▶ Provided passage
■ ■ ■ ■ ■

Fully rigid beater I built up from spare parts and a closeout Nashbar steel MTB frame for commute/errands - I'm toying with converting this to SS.

50's-era steel-framed cruiser, currently unrideable. One of these days I want to cold-press the rear triangle to take a 135mm hub...

Next bike will probably be a full suspension XC/"All Mountain" bike. It's looking like that probably won't happen for a year at least...


----------



## crux (Jan 10, 2004)

I only have a few bikes, BTW they all reside in a one bed room apt. with my wife and I.

1 Ventana El Fuego - Race Bike
2 Ventana El Toro - Single Speed Ride
3 Titus SwitchBlade - All Around Trail Bike (soon to be retired)
4 Bianchi - Rode Bike (should be retired)
5 Titus Loco-Moto Wife's ride
6 Independent Fabrications Ti Deluxe Single Speed
7 Ventana X-5 (on order being built up to replace SB)
8 GT 3.0 Gift for dad (soon to be relocated out of home stable)
9 Busted up Giant Road Frame (top tube bent)

■ ■ ■ ■ ■

▶ Exercise requirements
- 1) Translate this sentence from the bike forum thread into Spanish: "Next bike will probably be a full suspension XC/"All Mountain" bike."
- 2) For each statement, say whether the bike forum thread supports it (yes or no) and quote the words that decide it.
(a) The 50's-era steel-framed cruiser can currently be ridden.
(b) The Titus Loco-Moto is the wife's bike.
(c) The Giant road frame has a bent top tube.
- 3) Answer these questions from the bike forum thread:
(a) What frame was the fully rigid beater built on?
(b) What hub size should the cruiser's rear triangle be cold-pressed to take?
(c) Who is the GT 3.0 for?
The items that follow come from a separate source, unrelated to the bike forum thread.

Stored items
■ ■ ■ ■ ■

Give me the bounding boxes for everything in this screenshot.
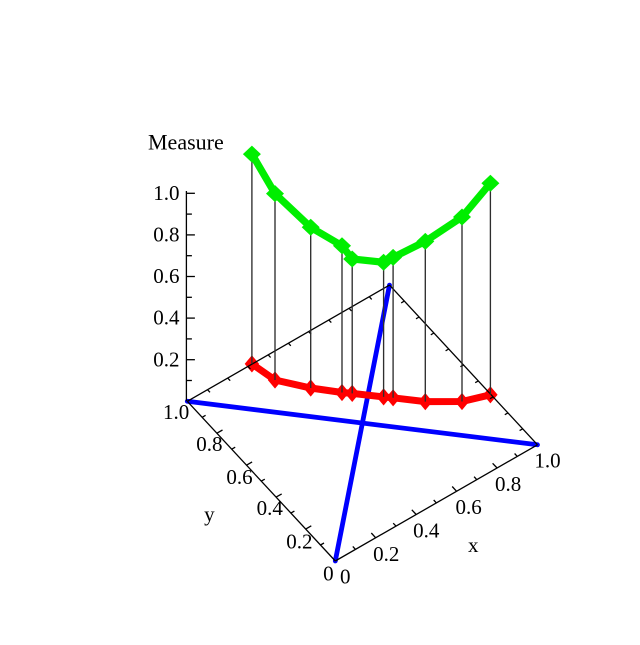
svg-text:1.0: 1.0 xyxy=(534,448,560,472)
svg-text:x: x xyxy=(468,533,479,557)
svg-text:0.2: 0.2 xyxy=(153,347,179,371)
svg-text:0.6: 0.6 xyxy=(226,465,252,489)
svg-text:0.8: 0.8 xyxy=(495,472,521,496)
svg-text:0.4: 0.4 xyxy=(413,519,440,543)
svg-text:0.8: 0.8 xyxy=(196,432,222,456)
svg-text:0.6: 0.6 xyxy=(153,264,179,288)
svg-text:0.8: 0.8 xyxy=(153,223,179,247)
svg-text:0.4: 0.4 xyxy=(153,306,180,330)
svg-text:0.6: 0.6 xyxy=(455,495,481,519)
svg-text:y: y xyxy=(204,502,215,526)
svg-text:0.2: 0.2 xyxy=(373,542,399,566)
svg-text:0.2: 0.2 xyxy=(286,529,312,553)
svg-text:0.4: 0.4 xyxy=(257,496,284,520)
svg-text:1.0: 1.0 xyxy=(163,400,189,424)
svg-text:0: 0 xyxy=(323,562,334,586)
svg-text:0: 0 xyxy=(340,564,351,588)
svg-text:1.0: 1.0 xyxy=(153,181,179,205)
svg-text:Measure: Measure xyxy=(148,130,224,155)
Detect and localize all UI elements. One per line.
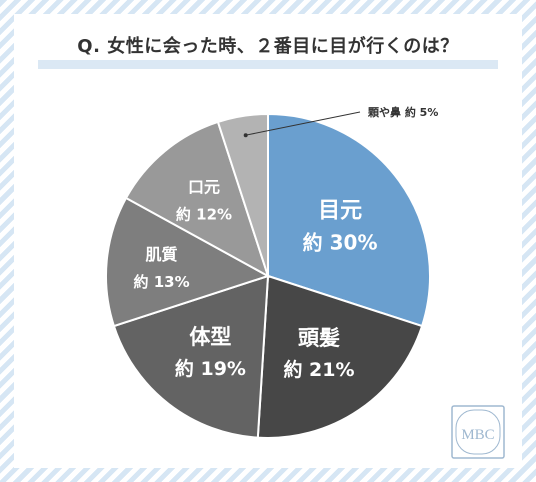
slice-label-name: 目元 (318, 199, 362, 224)
callout-line (245, 111, 361, 136)
slice-label-name: 肌質 (146, 245, 178, 264)
mbc-logo: MBC (451, 405, 505, 459)
slice-label-callout: 顆や鼻 約 5% (368, 105, 438, 119)
slice-label-name: 口元 (188, 178, 220, 197)
pie-slice-1 (267, 112, 431, 328)
slice-label-value: 約 21% (283, 358, 354, 381)
pie-slice-2 (256, 274, 424, 439)
svg-text:MBC: MBC (461, 427, 494, 443)
slice-label-value: 約 30% (303, 231, 378, 255)
slice-label-value: 約 13% (133, 273, 189, 291)
pie-slice-3 (112, 274, 270, 439)
title-underline (38, 60, 498, 69)
slice-label-value: 約 12% (176, 206, 232, 224)
pie-slice-5 (124, 120, 270, 279)
slice-label-value: 約 19% (175, 357, 246, 380)
slice-label-name: 体型 (189, 325, 231, 349)
chart-title: Q. 女性に会った時、２番目に目が行くのは？ (77, 36, 459, 57)
slice-label-name: 頭髪 (298, 326, 340, 350)
pie-slice-6 (216, 112, 269, 277)
pie-slice-4 (105, 196, 271, 328)
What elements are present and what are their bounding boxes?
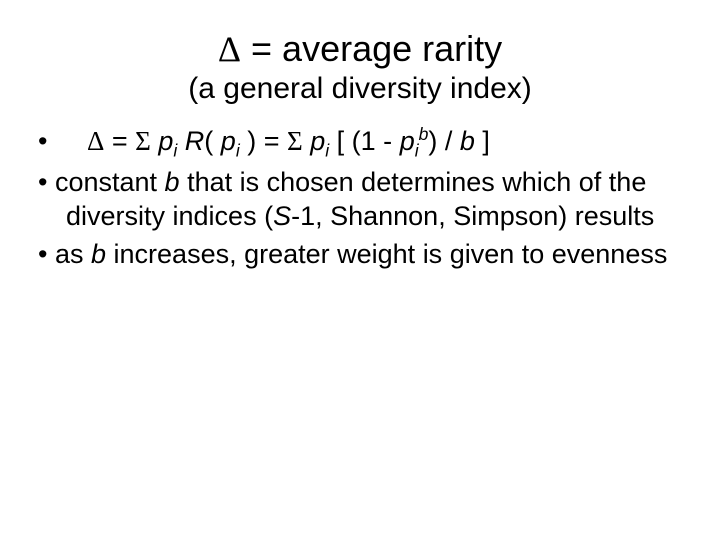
slide-title: Δ = average rarity: [30, 28, 690, 70]
bullet-list: Δ = Σ pi R( pi ) = Σ pi [ (1 - pib) / b …: [30, 124, 690, 272]
slide-subtitle: (a general diversity index): [30, 72, 690, 106]
list-item: as b increases, greater weight is given …: [38, 238, 690, 272]
list-item: Δ = Σ pi R( pi ) = Σ pi [ (1 - pib) / b …: [38, 124, 690, 162]
list-item: constant b that is chosen determines whi…: [38, 166, 690, 234]
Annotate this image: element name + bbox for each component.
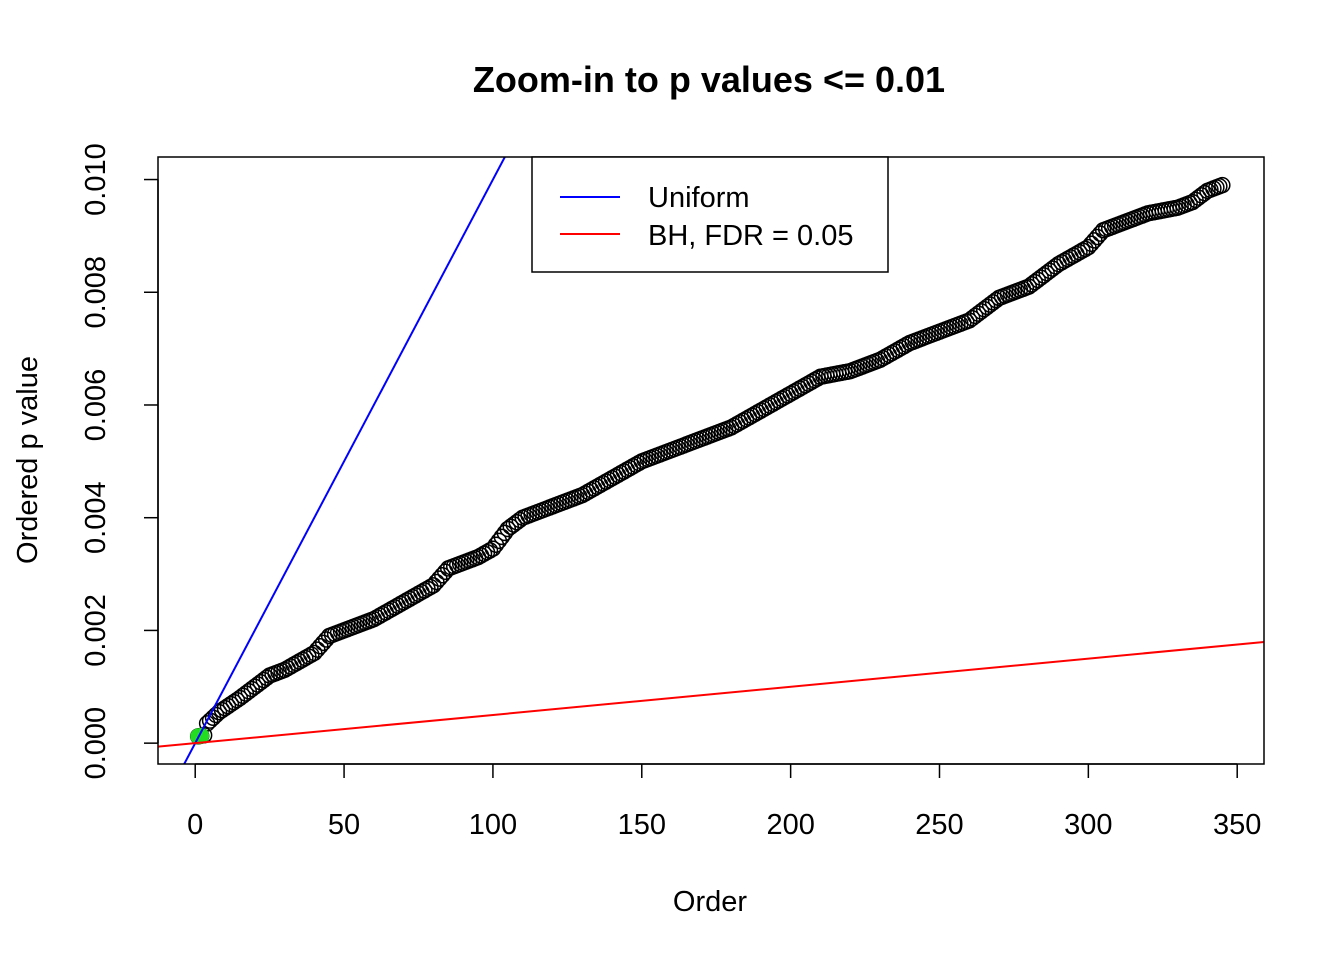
x-tick-label: 0 xyxy=(187,809,203,841)
data-point xyxy=(1077,240,1094,258)
y-tick-label: 0.006 xyxy=(80,369,112,442)
y-axis-label: Ordered p value xyxy=(12,356,44,564)
lines-layer xyxy=(158,157,1264,764)
data-point xyxy=(422,578,439,596)
chart-title: Zoom-in to p values <= 0.01 xyxy=(473,59,945,100)
uniform-line xyxy=(183,157,506,764)
legend-box xyxy=(531,156,889,273)
x-tick-label: 100 xyxy=(469,809,517,841)
legend: Uniform BH, FDR = 0.05 xyxy=(531,156,889,273)
y-tick-label: 0.004 xyxy=(80,481,112,554)
data-point xyxy=(303,646,320,663)
y-tick-label: 0.002 xyxy=(80,594,112,667)
x-axis: 0 50 100 150 200 250 300 350 xyxy=(187,763,1261,841)
y-tick-label: 0.000 xyxy=(80,707,112,780)
points-layer xyxy=(189,176,1231,745)
legend-label-uniform: Uniform xyxy=(648,182,750,214)
x-tick-label: 300 xyxy=(1064,809,1112,841)
x-tick-label: 250 xyxy=(915,809,963,841)
y-tick-label: 0.010 xyxy=(80,143,112,216)
x-axis-label: Order xyxy=(673,886,747,918)
y-axis: 0.000 0.002 0.004 0.006 0.008 0.010 xyxy=(80,143,159,780)
data-point xyxy=(481,542,499,559)
data-point xyxy=(1044,260,1061,277)
x-tick-label: 200 xyxy=(766,809,814,841)
data-point xyxy=(496,524,514,542)
data-point xyxy=(1214,176,1231,194)
bh-line xyxy=(158,640,1264,748)
x-tick-label: 50 xyxy=(328,809,360,841)
y-tick-label: 0.008 xyxy=(80,256,112,329)
legend-label-bh: BH, FDR = 0.05 xyxy=(648,220,854,252)
x-tick-label: 350 xyxy=(1213,809,1261,841)
x-tick-label: 150 xyxy=(618,809,666,841)
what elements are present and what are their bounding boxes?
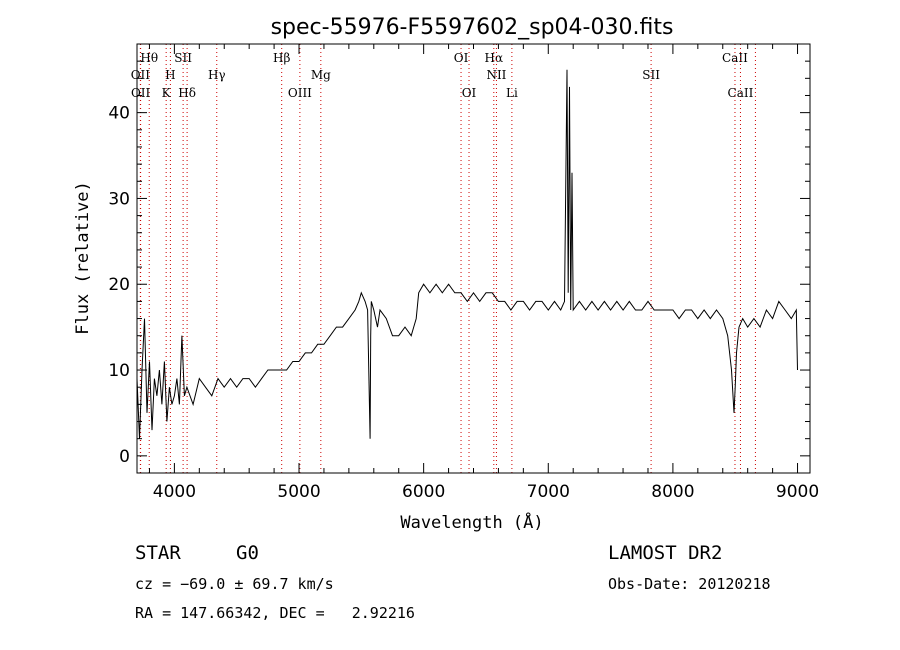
x-tick-label: 8000 [651, 482, 694, 502]
x-tick-label: 4000 [153, 482, 196, 502]
line-label: Hγ [208, 68, 226, 82]
line-label: NII [486, 68, 506, 82]
line-label: OIII [288, 86, 312, 100]
line-label: Hδ [178, 86, 196, 100]
line-label: Li [506, 86, 518, 100]
line-label: OI [462, 86, 477, 100]
observation-date: Obs-Date: 20120218 [608, 575, 771, 593]
object-type: STAR [135, 542, 181, 564]
line-label: Mg [311, 68, 331, 82]
line-label: SII [174, 51, 192, 65]
chart-title: spec-55976-F5597602_sp04-030.fits [271, 15, 674, 40]
plot-frame [136, 43, 811, 474]
coordinates-readout: RA = 147.66342, DEC = 2.92216 [135, 604, 415, 622]
redshift-readout: cz = −69.0 ± 69.7 km/s [135, 575, 334, 593]
line-label: CaII [722, 51, 748, 65]
spectral-subclass: G0 [236, 542, 259, 564]
x-axis-label: Wavelength (Å) [400, 511, 543, 533]
line-label: Hα [485, 51, 504, 65]
y-tick-label: 20 [108, 275, 130, 295]
line-label: Hβ [273, 51, 290, 65]
line-label: Hθ [140, 51, 158, 65]
y-tick-label: 0 [119, 447, 130, 467]
line-label: SII [642, 68, 660, 82]
spectrum-series-line [136, 69, 798, 439]
line-label: H [165, 68, 175, 82]
y-tick-label: 10 [108, 361, 130, 381]
line-label: OII [131, 86, 151, 100]
survey-name: LAMOST DR2 [608, 542, 723, 564]
line-label: K [162, 86, 172, 100]
x-tick-label: 9000 [776, 482, 819, 502]
x-tick-label: 5000 [277, 482, 320, 502]
line-label: OII [131, 68, 151, 82]
y-tick-label: 30 [108, 189, 130, 209]
line-label: OI [454, 51, 469, 65]
axis-ticks: 4000 5000 6000 7000 8000 9000 0 10 20 30 40 [108, 44, 819, 502]
y-tick-label: 40 [108, 104, 130, 124]
line-label: CaII [728, 86, 754, 100]
x-tick-label: 7000 [527, 482, 570, 502]
x-tick-label: 6000 [402, 482, 445, 502]
y-axis-label: Flux (relative) [73, 181, 93, 335]
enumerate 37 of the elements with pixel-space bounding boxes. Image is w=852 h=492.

■ ■ ■ ■ ■

▶ Worked answers
- 1) La próxima bicicleta probablemente será una bicicleta XC/"All Mountain" de suspensión completa.

- 2)
(a) No: "currently unrideable"
(b) Yes: "Titus Loco-Moto Wife's ride"
(c) Yes: "Busted up Giant Road Frame (top tube bent)"

- 3)
(a) A closeout Nashbar steel MTB frame
(b) 135mm
(c) Dad, as a gift